_Written task_
For the entries below, how many lines include the word "pricing"? Give the figure and nothing more.

_Material supplied_

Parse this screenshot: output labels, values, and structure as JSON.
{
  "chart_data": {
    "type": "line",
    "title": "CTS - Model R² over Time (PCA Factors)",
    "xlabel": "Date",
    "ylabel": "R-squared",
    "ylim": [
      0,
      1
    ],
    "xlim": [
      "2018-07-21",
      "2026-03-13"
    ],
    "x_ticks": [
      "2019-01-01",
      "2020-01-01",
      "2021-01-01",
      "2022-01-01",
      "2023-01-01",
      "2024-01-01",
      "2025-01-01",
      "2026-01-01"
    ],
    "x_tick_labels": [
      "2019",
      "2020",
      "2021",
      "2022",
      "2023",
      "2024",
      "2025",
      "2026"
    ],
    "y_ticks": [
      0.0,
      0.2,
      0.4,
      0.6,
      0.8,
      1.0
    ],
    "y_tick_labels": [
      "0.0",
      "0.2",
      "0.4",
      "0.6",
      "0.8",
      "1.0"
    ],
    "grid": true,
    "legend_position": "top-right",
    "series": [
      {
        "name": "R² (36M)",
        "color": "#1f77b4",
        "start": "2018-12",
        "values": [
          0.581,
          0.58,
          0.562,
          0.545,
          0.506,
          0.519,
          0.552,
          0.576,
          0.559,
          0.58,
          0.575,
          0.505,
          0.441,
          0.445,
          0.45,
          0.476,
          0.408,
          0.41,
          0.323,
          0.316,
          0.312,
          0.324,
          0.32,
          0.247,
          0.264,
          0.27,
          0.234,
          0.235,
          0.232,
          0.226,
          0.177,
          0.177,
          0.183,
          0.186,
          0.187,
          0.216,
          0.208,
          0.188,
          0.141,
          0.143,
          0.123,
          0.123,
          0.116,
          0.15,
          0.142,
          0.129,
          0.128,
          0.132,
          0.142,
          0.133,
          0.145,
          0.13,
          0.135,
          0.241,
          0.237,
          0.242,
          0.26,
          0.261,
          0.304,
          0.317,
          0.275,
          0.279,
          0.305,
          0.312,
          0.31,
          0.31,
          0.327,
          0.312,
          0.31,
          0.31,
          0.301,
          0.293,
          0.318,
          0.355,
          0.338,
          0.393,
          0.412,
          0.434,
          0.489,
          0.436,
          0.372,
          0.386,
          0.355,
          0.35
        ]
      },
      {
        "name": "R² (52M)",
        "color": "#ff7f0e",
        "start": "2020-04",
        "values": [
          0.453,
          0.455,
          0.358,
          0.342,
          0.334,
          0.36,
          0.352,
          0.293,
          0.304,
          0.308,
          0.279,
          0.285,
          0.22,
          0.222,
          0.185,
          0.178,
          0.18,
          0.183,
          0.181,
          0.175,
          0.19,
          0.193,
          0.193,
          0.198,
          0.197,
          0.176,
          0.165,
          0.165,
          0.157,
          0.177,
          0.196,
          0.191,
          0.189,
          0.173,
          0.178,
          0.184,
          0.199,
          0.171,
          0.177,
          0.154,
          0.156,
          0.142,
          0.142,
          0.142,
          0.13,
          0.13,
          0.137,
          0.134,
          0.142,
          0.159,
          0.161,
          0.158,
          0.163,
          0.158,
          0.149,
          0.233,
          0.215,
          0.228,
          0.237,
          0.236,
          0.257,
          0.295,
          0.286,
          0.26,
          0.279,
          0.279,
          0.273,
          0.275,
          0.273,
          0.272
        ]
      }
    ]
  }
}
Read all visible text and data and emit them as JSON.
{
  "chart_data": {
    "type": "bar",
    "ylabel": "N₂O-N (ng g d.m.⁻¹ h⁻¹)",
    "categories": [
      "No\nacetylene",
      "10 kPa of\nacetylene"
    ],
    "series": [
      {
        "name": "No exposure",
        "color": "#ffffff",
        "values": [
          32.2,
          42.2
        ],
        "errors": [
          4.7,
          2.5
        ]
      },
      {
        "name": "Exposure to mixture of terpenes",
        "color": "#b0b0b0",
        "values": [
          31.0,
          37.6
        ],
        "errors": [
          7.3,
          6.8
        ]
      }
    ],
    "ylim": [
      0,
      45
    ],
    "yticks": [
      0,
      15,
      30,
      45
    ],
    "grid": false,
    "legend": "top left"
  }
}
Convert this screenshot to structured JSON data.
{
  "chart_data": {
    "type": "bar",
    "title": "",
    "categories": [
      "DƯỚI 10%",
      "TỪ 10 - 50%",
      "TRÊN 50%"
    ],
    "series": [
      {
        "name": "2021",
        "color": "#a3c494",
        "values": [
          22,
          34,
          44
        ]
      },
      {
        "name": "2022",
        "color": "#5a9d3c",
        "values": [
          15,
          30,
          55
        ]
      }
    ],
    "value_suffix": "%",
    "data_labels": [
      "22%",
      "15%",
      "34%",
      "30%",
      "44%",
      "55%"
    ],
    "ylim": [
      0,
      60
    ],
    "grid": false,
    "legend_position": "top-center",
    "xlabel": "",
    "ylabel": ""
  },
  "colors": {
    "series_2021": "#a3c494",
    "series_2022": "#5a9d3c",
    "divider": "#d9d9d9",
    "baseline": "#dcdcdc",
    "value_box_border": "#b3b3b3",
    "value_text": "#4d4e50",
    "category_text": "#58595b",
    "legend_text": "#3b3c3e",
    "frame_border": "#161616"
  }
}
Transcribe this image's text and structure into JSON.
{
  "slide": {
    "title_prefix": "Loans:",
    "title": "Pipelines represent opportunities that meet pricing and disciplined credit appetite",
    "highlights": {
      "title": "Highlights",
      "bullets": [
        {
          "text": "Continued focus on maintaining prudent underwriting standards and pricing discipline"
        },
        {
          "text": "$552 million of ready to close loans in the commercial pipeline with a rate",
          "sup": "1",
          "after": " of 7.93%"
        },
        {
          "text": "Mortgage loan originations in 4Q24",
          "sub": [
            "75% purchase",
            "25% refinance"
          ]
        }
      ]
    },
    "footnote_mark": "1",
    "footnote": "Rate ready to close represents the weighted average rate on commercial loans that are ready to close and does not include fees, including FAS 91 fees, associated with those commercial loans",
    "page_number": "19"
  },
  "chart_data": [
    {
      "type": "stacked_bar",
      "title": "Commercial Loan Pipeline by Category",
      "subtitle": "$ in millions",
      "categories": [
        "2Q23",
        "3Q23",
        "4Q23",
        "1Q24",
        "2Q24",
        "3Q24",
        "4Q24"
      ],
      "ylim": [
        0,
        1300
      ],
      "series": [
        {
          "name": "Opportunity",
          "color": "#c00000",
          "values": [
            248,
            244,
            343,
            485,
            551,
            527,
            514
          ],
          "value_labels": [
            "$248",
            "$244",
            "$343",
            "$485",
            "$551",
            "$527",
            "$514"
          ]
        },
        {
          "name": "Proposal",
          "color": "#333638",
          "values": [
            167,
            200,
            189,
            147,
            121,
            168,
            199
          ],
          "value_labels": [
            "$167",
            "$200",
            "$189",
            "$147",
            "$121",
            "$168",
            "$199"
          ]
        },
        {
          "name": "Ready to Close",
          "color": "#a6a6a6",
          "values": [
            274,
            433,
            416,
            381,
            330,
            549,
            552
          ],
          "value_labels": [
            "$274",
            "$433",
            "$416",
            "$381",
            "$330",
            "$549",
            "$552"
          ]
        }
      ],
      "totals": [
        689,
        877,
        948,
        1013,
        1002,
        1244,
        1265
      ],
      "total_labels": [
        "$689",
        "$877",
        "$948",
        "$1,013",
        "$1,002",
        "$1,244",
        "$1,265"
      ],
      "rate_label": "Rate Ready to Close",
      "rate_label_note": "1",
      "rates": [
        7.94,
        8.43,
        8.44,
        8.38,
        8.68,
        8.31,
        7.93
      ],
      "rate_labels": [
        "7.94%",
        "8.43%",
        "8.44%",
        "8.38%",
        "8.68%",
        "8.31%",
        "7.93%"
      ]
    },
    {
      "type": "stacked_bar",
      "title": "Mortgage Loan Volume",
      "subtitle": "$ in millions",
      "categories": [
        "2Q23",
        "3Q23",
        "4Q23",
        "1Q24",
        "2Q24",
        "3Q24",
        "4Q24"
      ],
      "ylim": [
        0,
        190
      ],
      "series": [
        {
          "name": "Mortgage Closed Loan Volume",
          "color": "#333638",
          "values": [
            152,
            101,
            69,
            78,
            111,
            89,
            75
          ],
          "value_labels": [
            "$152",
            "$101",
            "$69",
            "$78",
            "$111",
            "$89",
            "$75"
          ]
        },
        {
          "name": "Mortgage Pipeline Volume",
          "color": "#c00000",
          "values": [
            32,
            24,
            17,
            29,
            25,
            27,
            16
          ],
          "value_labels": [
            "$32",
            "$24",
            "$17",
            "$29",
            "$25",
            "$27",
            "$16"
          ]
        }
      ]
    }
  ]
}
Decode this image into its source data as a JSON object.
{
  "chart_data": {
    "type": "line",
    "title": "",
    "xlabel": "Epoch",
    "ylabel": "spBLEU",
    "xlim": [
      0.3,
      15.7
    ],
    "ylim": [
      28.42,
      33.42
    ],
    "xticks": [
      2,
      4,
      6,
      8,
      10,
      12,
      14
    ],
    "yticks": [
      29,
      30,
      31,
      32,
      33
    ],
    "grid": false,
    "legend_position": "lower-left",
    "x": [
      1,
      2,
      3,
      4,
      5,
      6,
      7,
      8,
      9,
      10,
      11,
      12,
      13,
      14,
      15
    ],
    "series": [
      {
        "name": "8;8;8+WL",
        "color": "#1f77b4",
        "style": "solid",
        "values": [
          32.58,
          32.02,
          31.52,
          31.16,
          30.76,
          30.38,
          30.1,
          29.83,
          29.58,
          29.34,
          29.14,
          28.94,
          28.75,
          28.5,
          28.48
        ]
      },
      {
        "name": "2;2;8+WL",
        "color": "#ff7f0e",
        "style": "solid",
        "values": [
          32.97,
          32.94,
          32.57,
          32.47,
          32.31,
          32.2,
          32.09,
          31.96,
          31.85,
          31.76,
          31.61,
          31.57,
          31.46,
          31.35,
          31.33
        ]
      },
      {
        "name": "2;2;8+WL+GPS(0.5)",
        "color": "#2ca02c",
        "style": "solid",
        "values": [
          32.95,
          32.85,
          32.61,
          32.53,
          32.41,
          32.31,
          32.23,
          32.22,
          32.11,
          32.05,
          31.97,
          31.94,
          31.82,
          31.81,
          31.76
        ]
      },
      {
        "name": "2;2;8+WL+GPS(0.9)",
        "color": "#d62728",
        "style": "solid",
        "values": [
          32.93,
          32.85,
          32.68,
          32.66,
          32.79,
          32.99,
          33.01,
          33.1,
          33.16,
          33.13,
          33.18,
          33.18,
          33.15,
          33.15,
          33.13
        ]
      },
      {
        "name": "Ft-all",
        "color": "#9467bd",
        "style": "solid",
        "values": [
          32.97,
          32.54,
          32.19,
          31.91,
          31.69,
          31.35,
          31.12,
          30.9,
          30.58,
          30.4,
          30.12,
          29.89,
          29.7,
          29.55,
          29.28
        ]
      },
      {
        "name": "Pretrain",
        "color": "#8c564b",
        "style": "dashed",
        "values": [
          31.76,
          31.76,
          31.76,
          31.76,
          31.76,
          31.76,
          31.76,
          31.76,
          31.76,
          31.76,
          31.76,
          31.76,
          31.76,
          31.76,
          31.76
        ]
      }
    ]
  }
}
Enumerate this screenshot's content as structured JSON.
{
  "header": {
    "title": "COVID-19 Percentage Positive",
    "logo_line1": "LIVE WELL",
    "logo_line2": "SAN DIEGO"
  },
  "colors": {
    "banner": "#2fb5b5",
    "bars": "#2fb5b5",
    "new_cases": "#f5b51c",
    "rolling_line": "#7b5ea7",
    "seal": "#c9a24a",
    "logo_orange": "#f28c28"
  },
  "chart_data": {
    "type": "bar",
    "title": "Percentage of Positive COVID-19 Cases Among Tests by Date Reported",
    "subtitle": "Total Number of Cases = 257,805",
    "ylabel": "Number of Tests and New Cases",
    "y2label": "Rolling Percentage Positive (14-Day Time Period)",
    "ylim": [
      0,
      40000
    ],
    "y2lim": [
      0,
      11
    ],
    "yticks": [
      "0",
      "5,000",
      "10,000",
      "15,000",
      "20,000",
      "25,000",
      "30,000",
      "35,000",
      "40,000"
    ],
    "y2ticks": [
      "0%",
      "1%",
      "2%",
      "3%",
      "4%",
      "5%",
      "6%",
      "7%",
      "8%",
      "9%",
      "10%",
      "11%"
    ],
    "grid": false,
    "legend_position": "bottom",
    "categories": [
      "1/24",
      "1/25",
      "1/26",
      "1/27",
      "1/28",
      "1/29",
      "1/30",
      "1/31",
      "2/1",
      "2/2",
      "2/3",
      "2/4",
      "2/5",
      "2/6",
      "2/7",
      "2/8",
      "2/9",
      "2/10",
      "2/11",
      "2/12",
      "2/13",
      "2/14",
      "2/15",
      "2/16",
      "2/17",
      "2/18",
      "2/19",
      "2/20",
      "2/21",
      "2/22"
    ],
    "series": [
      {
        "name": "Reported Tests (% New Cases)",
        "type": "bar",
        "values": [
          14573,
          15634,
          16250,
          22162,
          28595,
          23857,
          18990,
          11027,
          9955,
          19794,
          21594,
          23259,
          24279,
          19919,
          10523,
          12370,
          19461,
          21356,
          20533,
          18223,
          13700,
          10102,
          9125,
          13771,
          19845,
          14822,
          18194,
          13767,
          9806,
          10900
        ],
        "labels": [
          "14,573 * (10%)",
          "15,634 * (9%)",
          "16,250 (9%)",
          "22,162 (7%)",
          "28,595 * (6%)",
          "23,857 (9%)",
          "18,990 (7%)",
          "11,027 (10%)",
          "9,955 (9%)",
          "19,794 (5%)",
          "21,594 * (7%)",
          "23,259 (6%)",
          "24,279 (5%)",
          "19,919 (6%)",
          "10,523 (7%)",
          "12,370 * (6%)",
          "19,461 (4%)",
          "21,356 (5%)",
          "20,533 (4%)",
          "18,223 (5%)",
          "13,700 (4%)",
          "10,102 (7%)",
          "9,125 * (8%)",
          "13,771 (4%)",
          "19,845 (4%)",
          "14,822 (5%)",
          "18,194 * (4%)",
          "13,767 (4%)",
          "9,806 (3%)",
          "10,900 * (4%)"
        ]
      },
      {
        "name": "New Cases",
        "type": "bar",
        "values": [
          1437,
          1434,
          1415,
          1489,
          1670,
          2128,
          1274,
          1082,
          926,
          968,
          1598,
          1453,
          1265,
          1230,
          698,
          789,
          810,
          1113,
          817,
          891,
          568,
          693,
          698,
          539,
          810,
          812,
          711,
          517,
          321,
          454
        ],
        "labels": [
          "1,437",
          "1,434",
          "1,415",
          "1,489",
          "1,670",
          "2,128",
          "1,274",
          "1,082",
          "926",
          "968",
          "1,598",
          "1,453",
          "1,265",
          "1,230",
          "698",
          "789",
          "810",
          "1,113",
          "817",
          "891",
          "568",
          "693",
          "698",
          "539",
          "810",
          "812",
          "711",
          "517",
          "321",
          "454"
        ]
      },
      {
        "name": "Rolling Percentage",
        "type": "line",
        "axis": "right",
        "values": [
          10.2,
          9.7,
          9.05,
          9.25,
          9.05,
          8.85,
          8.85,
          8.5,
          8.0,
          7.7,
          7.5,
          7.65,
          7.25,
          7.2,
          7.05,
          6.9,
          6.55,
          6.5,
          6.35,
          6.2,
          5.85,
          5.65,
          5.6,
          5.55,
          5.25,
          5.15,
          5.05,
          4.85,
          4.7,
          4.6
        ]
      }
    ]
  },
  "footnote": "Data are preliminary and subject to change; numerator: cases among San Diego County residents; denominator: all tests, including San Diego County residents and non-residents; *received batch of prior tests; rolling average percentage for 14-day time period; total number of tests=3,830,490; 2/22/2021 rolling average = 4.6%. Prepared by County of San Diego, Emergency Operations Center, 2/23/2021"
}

_Solution_
2